— Start of Records for processing —

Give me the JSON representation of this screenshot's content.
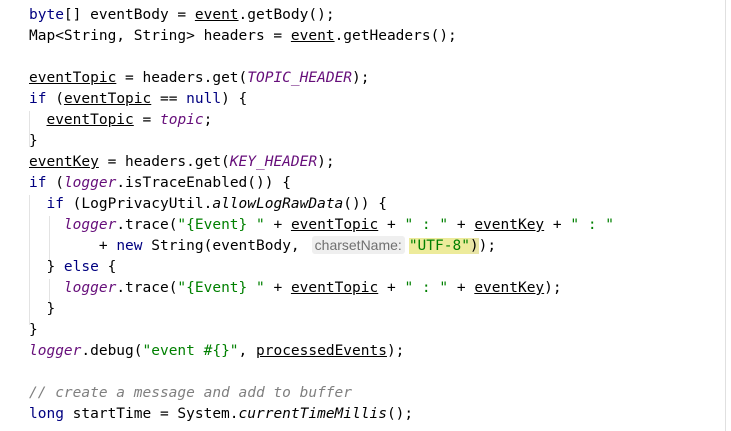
{
  "editor": {
    "colors": {
      "keyword": "#000080",
      "field": "#660e7a",
      "string": "#008000",
      "comment": "#808080",
      "hint_bg": "#efefef",
      "highlight": "#edeb9b"
    },
    "lines": [
      {
        "s": [
          {
            "t": "byte",
            "c": "kw"
          },
          {
            "t": "[] eventBody = ",
            "c": "pl"
          },
          {
            "t": "event",
            "c": "pl u"
          },
          {
            "t": ".getBody();",
            "c": "pl"
          }
        ]
      },
      {
        "s": [
          {
            "t": "Map<String, String> headers = ",
            "c": "pl"
          },
          {
            "t": "event",
            "c": "pl u"
          },
          {
            "t": ".getHeaders();",
            "c": "pl"
          }
        ]
      },
      {
        "s": []
      },
      {
        "s": [
          {
            "t": "eventTopic",
            "c": "pl u"
          },
          {
            "t": " = headers.get(",
            "c": "pl"
          },
          {
            "t": "TOPIC_HEADER",
            "c": "fld"
          },
          {
            "t": ");",
            "c": "pl"
          }
        ]
      },
      {
        "s": [
          {
            "t": "if",
            "c": "kw"
          },
          {
            "t": " (",
            "c": "pl"
          },
          {
            "t": "eventTopic",
            "c": "pl u"
          },
          {
            "t": " == ",
            "c": "pl"
          },
          {
            "t": "null",
            "c": "kw"
          },
          {
            "t": ") {",
            "c": "pl"
          }
        ]
      },
      {
        "s": [
          {
            "t": "  ",
            "c": "pl"
          },
          {
            "t": "eventTopic",
            "c": "pl u"
          },
          {
            "t": " = ",
            "c": "pl"
          },
          {
            "t": "topic",
            "c": "fld"
          },
          {
            "t": ";",
            "c": "pl"
          }
        ]
      },
      {
        "s": [
          {
            "t": "}",
            "c": "pl"
          }
        ]
      },
      {
        "s": [
          {
            "t": "eventKey",
            "c": "pl u"
          },
          {
            "t": " = headers.get(",
            "c": "pl"
          },
          {
            "t": "KEY_HEADER",
            "c": "fld"
          },
          {
            "t": ");",
            "c": "pl"
          }
        ]
      },
      {
        "s": [
          {
            "t": "if",
            "c": "kw"
          },
          {
            "t": " (",
            "c": "pl"
          },
          {
            "t": "logger",
            "c": "fld"
          },
          {
            "t": ".isTraceEnabled()) {",
            "c": "pl"
          }
        ]
      },
      {
        "s": [
          {
            "t": "  ",
            "c": "pl"
          },
          {
            "t": "if",
            "c": "kw"
          },
          {
            "t": " (LogPrivacyUtil.",
            "c": "pl"
          },
          {
            "t": "allowLogRawData",
            "c": "mth"
          },
          {
            "t": "()) {",
            "c": "pl"
          }
        ]
      },
      {
        "s": [
          {
            "t": "    ",
            "c": "pl"
          },
          {
            "t": "logger",
            "c": "fld"
          },
          {
            "t": ".trace(",
            "c": "pl"
          },
          {
            "t": "\"{Event} \"",
            "c": "str"
          },
          {
            "t": " + ",
            "c": "pl"
          },
          {
            "t": "eventTopic",
            "c": "pl u"
          },
          {
            "t": " + ",
            "c": "pl"
          },
          {
            "t": "\" : \"",
            "c": "str"
          },
          {
            "t": " + ",
            "c": "pl"
          },
          {
            "t": "eventKey",
            "c": "pl u"
          },
          {
            "t": " + ",
            "c": "pl"
          },
          {
            "t": "\" : \"",
            "c": "str"
          }
        ]
      },
      {
        "s": [
          {
            "t": "        + ",
            "c": "pl"
          },
          {
            "t": "new",
            "c": "kw"
          },
          {
            "t": " String(eventBody,",
            "c": "pl"
          },
          {
            "t": "charsetName:",
            "c": "hint"
          },
          {
            "t": "\"UTF-8\"",
            "c": "str strhl"
          },
          {
            "t": ")",
            "c": "pl brhl"
          },
          {
            "t": ");",
            "c": "pl"
          }
        ]
      },
      {
        "s": [
          {
            "t": "  } ",
            "c": "pl"
          },
          {
            "t": "else",
            "c": "kw"
          },
          {
            "t": " {",
            "c": "pl"
          }
        ]
      },
      {
        "s": [
          {
            "t": "    ",
            "c": "pl"
          },
          {
            "t": "logger",
            "c": "fld"
          },
          {
            "t": ".trace(",
            "c": "pl"
          },
          {
            "t": "\"{Event} \"",
            "c": "str"
          },
          {
            "t": " + ",
            "c": "pl"
          },
          {
            "t": "eventTopic",
            "c": "pl u"
          },
          {
            "t": " + ",
            "c": "pl"
          },
          {
            "t": "\" : \"",
            "c": "str"
          },
          {
            "t": " + ",
            "c": "pl"
          },
          {
            "t": "eventKey",
            "c": "pl u"
          },
          {
            "t": ");",
            "c": "pl"
          }
        ]
      },
      {
        "s": [
          {
            "t": "  }",
            "c": "pl"
          }
        ]
      },
      {
        "s": [
          {
            "t": "}",
            "c": "pl"
          }
        ]
      },
      {
        "s": [
          {
            "t": "logger",
            "c": "fld"
          },
          {
            "t": ".debug(",
            "c": "pl"
          },
          {
            "t": "\"event #{}\"",
            "c": "str"
          },
          {
            "t": ", ",
            "c": "pl"
          },
          {
            "t": "processedEvents",
            "c": "pl u"
          },
          {
            "t": ");",
            "c": "pl"
          }
        ]
      },
      {
        "s": []
      },
      {
        "s": [
          {
            "t": "// create a message and add to buffer",
            "c": "cmt"
          }
        ]
      },
      {
        "s": [
          {
            "t": "long",
            "c": "kw"
          },
          {
            "t": " startTime = System.",
            "c": "pl"
          },
          {
            "t": "currentTimeMillis",
            "c": "mth"
          },
          {
            "t": "();",
            "c": "pl"
          }
        ]
      }
    ]
  }
}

— End of Records for processing —

* Challenge *
Each entry should be repeated exactly as it appears; the pictures stay out.

* Task result *
Give me the JSON representation of this screenshot's content.
{
  "editor": {
    "colors": {
      "keyword": "#000080",
      "field": "#660e7a",
      "string": "#008000",
      "comment": "#808080",
      "hint_bg": "#efefef",
      "highlight": "#edeb9b"
    },
    "lines": [
      {
        "s": [
          {
            "t": "byte",
            "c": "kw"
          },
          {
            "t": "[] eventBody = ",
            "c": "pl"
          },
          {
            "t": "event",
            "c": "pl u"
          },
          {
            "t": ".getBody();",
            "c": "pl"
          }
        ]
      },
      {
        "s": [
          {
            "t": "Map<String, String> headers = ",
            "c": "pl"
          },
          {
            "t": "event",
            "c": "pl u"
          },
          {
            "t": ".getHeaders();",
            "c": "pl"
          }
        ]
      },
      {
        "s": []
      },
      {
        "s": [
          {
            "t": "eventTopic",
            "c": "pl u"
          },
          {
            "t": " = headers.get(",
            "c": "pl"
          },
          {
            "t": "TOPIC_HEADER",
            "c": "fld"
          },
          {
            "t": ");",
            "c": "pl"
          }
        ]
      },
      {
        "s": [
          {
            "t": "if",
            "c": "kw"
          },
          {
            "t": " (",
            "c": "pl"
          },
          {
            "t": "eventTopic",
            "c": "pl u"
          },
          {
            "t": " == ",
            "c": "pl"
          },
          {
            "t": "null",
            "c": "kw"
          },
          {
            "t": ") {",
            "c": "pl"
          }
        ]
      },
      {
        "s": [
          {
            "t": "  ",
            "c": "pl"
          },
          {
            "t": "eventTopic",
            "c": "pl u"
          },
          {
            "t": " = ",
            "c": "pl"
          },
          {
            "t": "topic",
            "c": "fld"
          },
          {
            "t": ";",
            "c": "pl"
          }
        ]
      },
      {
        "s": [
          {
            "t": "}",
            "c": "pl"
          }
        ]
      },
      {
        "s": [
          {
            "t": "eventKey",
            "c": "pl u"
          },
          {
            "t": " = headers.get(",
            "c": "pl"
          },
          {
            "t": "KEY_HEADER",
            "c": "fld"
          },
          {
            "t": ");",
            "c": "pl"
          }
        ]
      },
      {
        "s": [
          {
            "t": "if",
            "c": "kw"
          },
          {
            "t": " (",
            "c": "pl"
          },
          {
            "t": "logger",
            "c": "fld"
          },
          {
            "t": ".isTraceEnabled()) {",
            "c": "pl"
          }
        ]
      },
      {
        "s": [
          {
            "t": "  ",
            "c": "pl"
          },
          {
            "t": "if",
            "c": "kw"
          },
          {
            "t": " (LogPrivacyUtil.",
            "c": "pl"
          },
          {
            "t": "allowLogRawData",
            "c": "mth"
          },
          {
            "t": "()) {",
            "c": "pl"
          }
        ]
      },
      {
        "s": [
          {
            "t": "    ",
            "c": "pl"
          },
          {
            "t": "logger",
            "c": "fld"
          },
          {
            "t": ".trace(",
            "c": "pl"
          },
          {
            "t": "\"{Event} \"",
            "c": "str"
          },
          {
            "t": " + ",
            "c": "pl"
          },
          {
            "t": "eventTopic",
            "c": "pl u"
          },
          {
            "t": " + ",
            "c": "pl"
          },
          {
            "t": "\" : \"",
            "c": "str"
          },
          {
            "t": " + ",
            "c": "pl"
          },
          {
            "t": "eventKey",
            "c": "pl u"
          },
          {
            "t": " + ",
            "c": "pl"
          },
          {
            "t": "\" : \"",
            "c": "str"
          }
        ]
      },
      {
        "s": [
          {
            "t": "        + ",
            "c": "pl"
          },
          {
            "t": "new",
            "c": "kw"
          },
          {
            "t": " String(eventBody,",
            "c": "pl"
          },
          {
            "t": "charsetName:",
            "c": "hint"
          },
          {
            "t": "\"UTF-8\"",
            "c": "str strhl"
          },
          {
            "t": ")",
            "c": "pl brhl"
          },
          {
            "t": ");",
            "c": "pl"
          }
        ]
      },
      {
        "s": [
          {
            "t": "  } ",
            "c": "pl"
          },
          {
            "t": "else",
            "c": "kw"
          },
          {
            "t": " {",
            "c": "pl"
          }
        ]
      },
      {
        "s": [
          {
            "t": "    ",
            "c": "pl"
          },
          {
            "t": "logger",
            "c": "fld"
          },
          {
            "t": ".trace(",
            "c": "pl"
          },
          {
            "t": "\"{Event} \"",
            "c": "str"
          },
          {
            "t": " + ",
            "c": "pl"
          },
          {
            "t": "eventTopic",
            "c": "pl u"
          },
          {
            "t": " + ",
            "c": "pl"
          },
          {
            "t": "\" : \"",
            "c": "str"
          },
          {
            "t": " + ",
            "c": "pl"
          },
          {
            "t": "eventKey",
            "c": "pl u"
          },
          {
            "t": ");",
            "c": "pl"
          }
        ]
      },
      {
        "s": [
          {
            "t": "  }",
            "c": "pl"
          }
        ]
      },
      {
        "s": [
          {
            "t": "}",
            "c": "pl"
          }
        ]
      },
      {
        "s": [
          {
            "t": "logger",
            "c": "fld"
          },
          {
            "t": ".debug(",
            "c": "pl"
          },
          {
            "t": "\"event #{}\"",
            "c": "str"
          },
          {
            "t": ", ",
            "c": "pl"
          },
          {
            "t": "processedEvents",
            "c": "pl u"
          },
          {
            "t": ");",
            "c": "pl"
          }
        ]
      },
      {
        "s": []
      },
      {
        "s": [
          {
            "t": "// create a message and add to buffer",
            "c": "cmt"
          }
        ]
      },
      {
        "s": [
          {
            "t": "long",
            "c": "kw"
          },
          {
            "t": " startTime = System.",
            "c": "pl"
          },
          {
            "t": "currentTimeMillis",
            "c": "mth"
          },
          {
            "t": "();",
            "c": "pl"
          }
        ]
      }
    ]
  }
}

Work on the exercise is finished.